Looking at the data below, count the lines that contain the string "field". Write only the total.

● The records:
╭──

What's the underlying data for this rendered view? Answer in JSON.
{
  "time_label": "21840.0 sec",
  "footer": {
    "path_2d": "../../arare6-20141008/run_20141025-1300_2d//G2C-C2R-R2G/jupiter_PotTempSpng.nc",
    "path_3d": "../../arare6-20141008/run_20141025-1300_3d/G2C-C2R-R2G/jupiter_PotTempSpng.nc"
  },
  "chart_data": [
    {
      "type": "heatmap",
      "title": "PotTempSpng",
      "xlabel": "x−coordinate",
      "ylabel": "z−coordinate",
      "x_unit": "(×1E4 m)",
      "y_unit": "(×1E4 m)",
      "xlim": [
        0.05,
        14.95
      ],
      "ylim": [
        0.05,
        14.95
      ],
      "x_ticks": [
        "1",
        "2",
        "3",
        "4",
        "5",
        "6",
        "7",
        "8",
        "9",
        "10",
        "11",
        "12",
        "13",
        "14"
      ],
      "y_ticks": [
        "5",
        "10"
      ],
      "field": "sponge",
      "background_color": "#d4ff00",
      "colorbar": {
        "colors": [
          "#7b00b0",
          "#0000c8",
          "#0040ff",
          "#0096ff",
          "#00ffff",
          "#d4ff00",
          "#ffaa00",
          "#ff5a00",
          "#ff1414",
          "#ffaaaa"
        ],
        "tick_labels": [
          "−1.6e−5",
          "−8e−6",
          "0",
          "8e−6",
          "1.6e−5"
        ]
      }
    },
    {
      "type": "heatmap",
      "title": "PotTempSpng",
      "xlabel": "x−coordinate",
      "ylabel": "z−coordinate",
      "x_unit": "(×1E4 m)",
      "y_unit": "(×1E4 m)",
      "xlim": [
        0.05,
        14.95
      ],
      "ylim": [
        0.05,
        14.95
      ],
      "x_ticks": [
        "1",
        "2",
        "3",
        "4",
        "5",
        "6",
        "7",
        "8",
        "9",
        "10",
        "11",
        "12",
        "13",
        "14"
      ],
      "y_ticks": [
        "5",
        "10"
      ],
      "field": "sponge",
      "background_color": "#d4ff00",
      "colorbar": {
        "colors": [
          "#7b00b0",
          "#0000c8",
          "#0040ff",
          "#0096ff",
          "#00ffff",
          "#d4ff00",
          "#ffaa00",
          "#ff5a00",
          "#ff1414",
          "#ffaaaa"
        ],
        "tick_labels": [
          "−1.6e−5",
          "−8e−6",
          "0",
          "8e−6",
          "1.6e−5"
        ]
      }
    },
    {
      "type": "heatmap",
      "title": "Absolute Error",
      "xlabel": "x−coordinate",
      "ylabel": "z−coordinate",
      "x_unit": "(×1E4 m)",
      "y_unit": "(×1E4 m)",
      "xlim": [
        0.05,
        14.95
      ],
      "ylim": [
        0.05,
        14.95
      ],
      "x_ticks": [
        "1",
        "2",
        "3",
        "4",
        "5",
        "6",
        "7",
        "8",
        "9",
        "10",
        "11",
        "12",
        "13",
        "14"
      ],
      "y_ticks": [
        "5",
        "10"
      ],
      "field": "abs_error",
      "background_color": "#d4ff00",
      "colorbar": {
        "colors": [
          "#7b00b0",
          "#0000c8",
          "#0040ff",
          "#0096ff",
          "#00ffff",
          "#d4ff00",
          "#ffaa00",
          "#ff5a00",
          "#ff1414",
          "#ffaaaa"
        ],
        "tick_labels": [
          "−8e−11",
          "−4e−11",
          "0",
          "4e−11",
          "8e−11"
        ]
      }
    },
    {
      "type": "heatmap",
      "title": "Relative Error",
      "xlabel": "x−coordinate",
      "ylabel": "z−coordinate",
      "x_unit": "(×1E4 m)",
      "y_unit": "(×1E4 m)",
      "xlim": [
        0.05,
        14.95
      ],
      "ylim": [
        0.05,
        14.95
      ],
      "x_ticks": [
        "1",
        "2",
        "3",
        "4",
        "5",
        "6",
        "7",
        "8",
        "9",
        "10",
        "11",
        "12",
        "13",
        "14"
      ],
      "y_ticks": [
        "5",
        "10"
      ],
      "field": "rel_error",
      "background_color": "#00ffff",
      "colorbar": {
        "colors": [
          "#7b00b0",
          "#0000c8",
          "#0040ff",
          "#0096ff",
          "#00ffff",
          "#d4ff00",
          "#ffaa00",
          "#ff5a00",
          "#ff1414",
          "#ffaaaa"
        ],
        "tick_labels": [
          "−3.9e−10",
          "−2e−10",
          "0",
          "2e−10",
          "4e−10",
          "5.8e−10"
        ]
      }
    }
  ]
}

╰──

● Reply to the task:
4